GOAL: Write every line out verbatim and omit the pictures.

DATA FOR THIS EXERCISE:
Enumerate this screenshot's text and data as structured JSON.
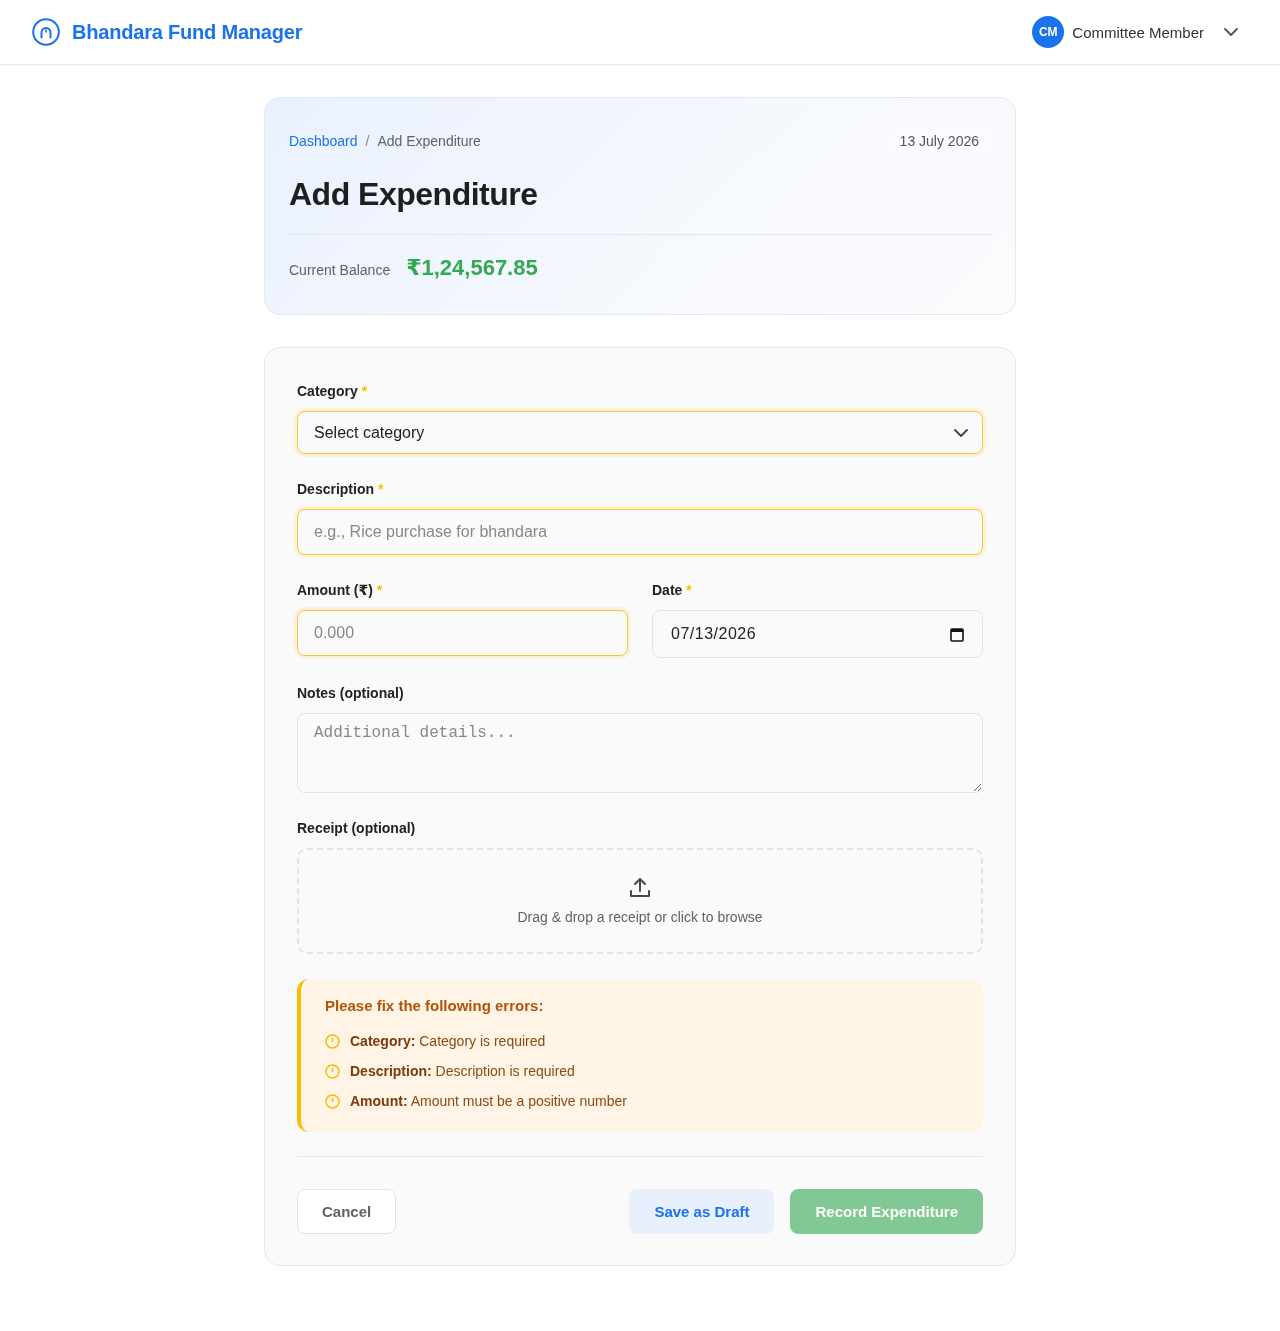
{
  "header": {
    "app_name": "Bhandara Fund Manager",
    "user": {
      "initials": "CM",
      "name": "Committee Member"
    }
  },
  "summary": {
    "breadcrumb": [
      {
        "label": "Dashboard",
        "kind": "link"
      },
      {
        "label": "Add Expenditure",
        "kind": "current"
      }
    ],
    "separator": "/",
    "date": "13 July 2026",
    "title": "Add Expenditure",
    "balance_label": "Current Balance",
    "balance": "₹1,24,567.85"
  },
  "form": {
    "rows": [
      {
        "fields": [
          {
            "kind": "select",
            "label": "Category",
            "required_mark": "*",
            "value": "Select category",
            "invalid": true
          }
        ]
      },
      {
        "fields": [
          {
            "kind": "text",
            "label": "Description",
            "required_mark": "*",
            "placeholder": "e.g., Rice purchase for bhandara",
            "invalid": true
          }
        ]
      },
      {
        "fields": [
          {
            "kind": "number",
            "label": "Amount (₹)",
            "required_mark": "*",
            "placeholder": "0.000",
            "invalid": true
          },
          {
            "kind": "date",
            "label": "Date",
            "required_mark": "*",
            "value": "07/13/2026",
            "invalid": false
          }
        ]
      },
      {
        "fields": [
          {
            "kind": "textarea",
            "label": "Notes (optional)",
            "placeholder": "Additional details...",
            "invalid": false
          }
        ]
      },
      {
        "fields": [
          {
            "kind": "upload",
            "label": "Receipt (optional)",
            "hint": "Drag & drop a receipt or click to browse",
            "invalid": false
          }
        ]
      }
    ],
    "errors": {
      "title": "Please fix the following errors:",
      "items": [
        "**Category:** Category is required",
        "**Description:** Description is required",
        "**Amount:** Amount must be a positive number"
      ]
    },
    "buttons": [
      {
        "label": "Cancel",
        "kind": "secondary",
        "disabled": false
      },
      {
        "label": "Save as Draft",
        "kind": "soft",
        "disabled": false
      },
      {
        "label": "Record Expenditure",
        "kind": "primary",
        "disabled": true
      }
    ]
  }
}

COMPLETE ANSWER:
Enumerate this screenshot's text and data as structured JSON.
{
  "header": {
    "app_name": "Bhandara Fund Manager",
    "user": {
      "initials": "CM",
      "name": "Committee Member"
    }
  },
  "summary": {
    "breadcrumb": [
      {
        "label": "Dashboard",
        "kind": "link"
      },
      {
        "label": "Add Expenditure",
        "kind": "current"
      }
    ],
    "separator": "/",
    "date": "13 July 2026",
    "title": "Add Expenditure",
    "balance_label": "Current Balance",
    "balance": "₹1,24,567.85"
  },
  "form": {
    "rows": [
      {
        "fields": [
          {
            "kind": "select",
            "label": "Category",
            "required_mark": "*",
            "value": "Select category",
            "invalid": true
          }
        ]
      },
      {
        "fields": [
          {
            "kind": "text",
            "label": "Description",
            "required_mark": "*",
            "placeholder": "e.g., Rice purchase for bhandara",
            "invalid": true
          }
        ]
      },
      {
        "fields": [
          {
            "kind": "number",
            "label": "Amount (₹)",
            "required_mark": "*",
            "placeholder": "0.000",
            "invalid": true
          },
          {
            "kind": "date",
            "label": "Date",
            "required_mark": "*",
            "value": "07/13/2026",
            "invalid": false
          }
        ]
      },
      {
        "fields": [
          {
            "kind": "textarea",
            "label": "Notes (optional)",
            "placeholder": "Additional details...",
            "invalid": false
          }
        ]
      },
      {
        "fields": [
          {
            "kind": "upload",
            "label": "Receipt (optional)",
            "hint": "Drag & drop a receipt or click to browse",
            "invalid": false
          }
        ]
      }
    ],
    "errors": {
      "title": "Please fix the following errors:",
      "items": [
        "**Category:** Category is required",
        "**Description:** Description is required",
        "**Amount:** Amount must be a positive number"
      ]
    },
    "buttons": [
      {
        "label": "Cancel",
        "kind": "secondary",
        "disabled": false
      },
      {
        "label": "Save as Draft",
        "kind": "soft",
        "disabled": false
      },
      {
        "label": "Record Expenditure",
        "kind": "primary",
        "disabled": true
      }
    ]
  }
}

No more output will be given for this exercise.